---------- DATA FOR PROCESSING ----------
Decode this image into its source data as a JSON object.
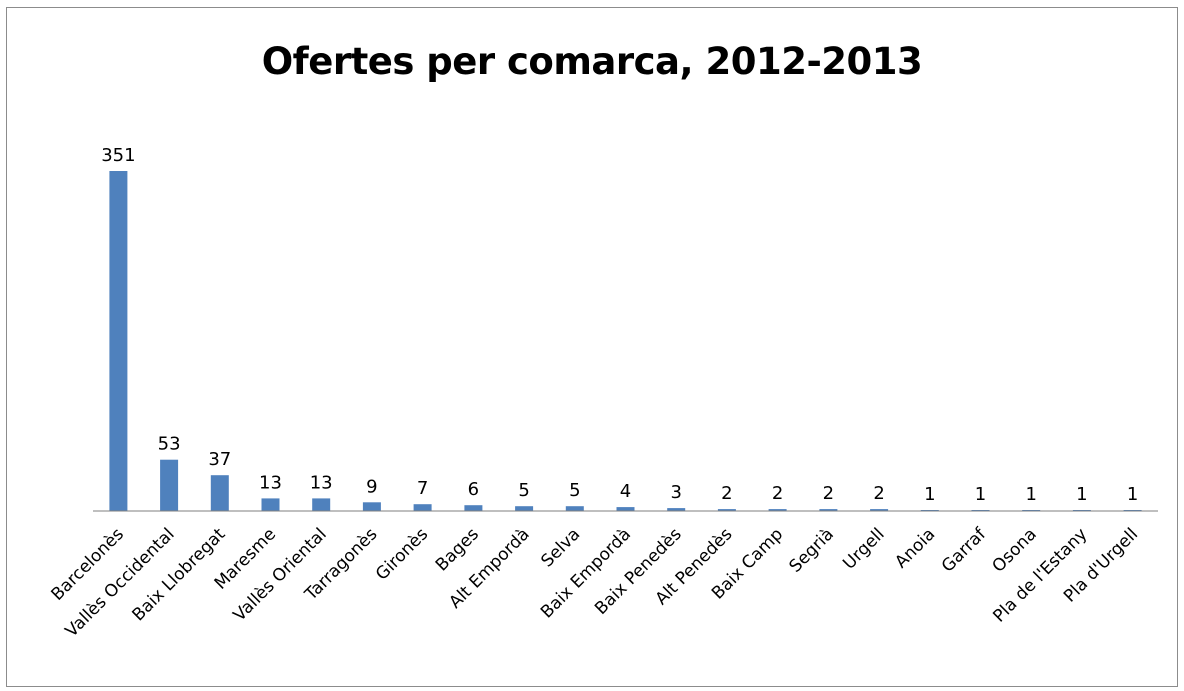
{
  "chart_data": {
    "type": "bar",
    "title": "Ofertes per comarca, 2012-2013",
    "xlabel": "",
    "ylabel": "",
    "ylim": [
      0,
      351
    ],
    "grid": false,
    "legend": "none",
    "colors": {
      "bar": "#4f81bd",
      "axis": "#7f7f7f"
    },
    "categories": [
      "Barcelonès",
      "Vallès Occidental",
      "Baix Llobregat",
      "Maresme",
      "Vallès Oriental",
      "Tarragonès",
      "Gironès",
      "Bages",
      "Alt Empordà",
      "Selva",
      "Baix Empordà",
      "Baix Penedès",
      "Alt Penedès",
      "Baix Camp",
      "Segrià",
      "Urgell",
      "Anoia",
      "Garraf",
      "Osona",
      "Pla de l'Estany",
      "Pla d'Urgell"
    ],
    "values": [
      351,
      53,
      37,
      13,
      13,
      9,
      7,
      6,
      5,
      5,
      4,
      3,
      2,
      2,
      2,
      2,
      1,
      1,
      1,
      1,
      1
    ]
  }
}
----------
EXERCISE GOAL — Search the preceding listing for the word "Baix" and pull out every line that holds it.

ANSWER TO THIS EXERCISE —
      "Baix Llobregat",
      "Baix Empordà",
      "Baix Penedès",
      "Baix Camp",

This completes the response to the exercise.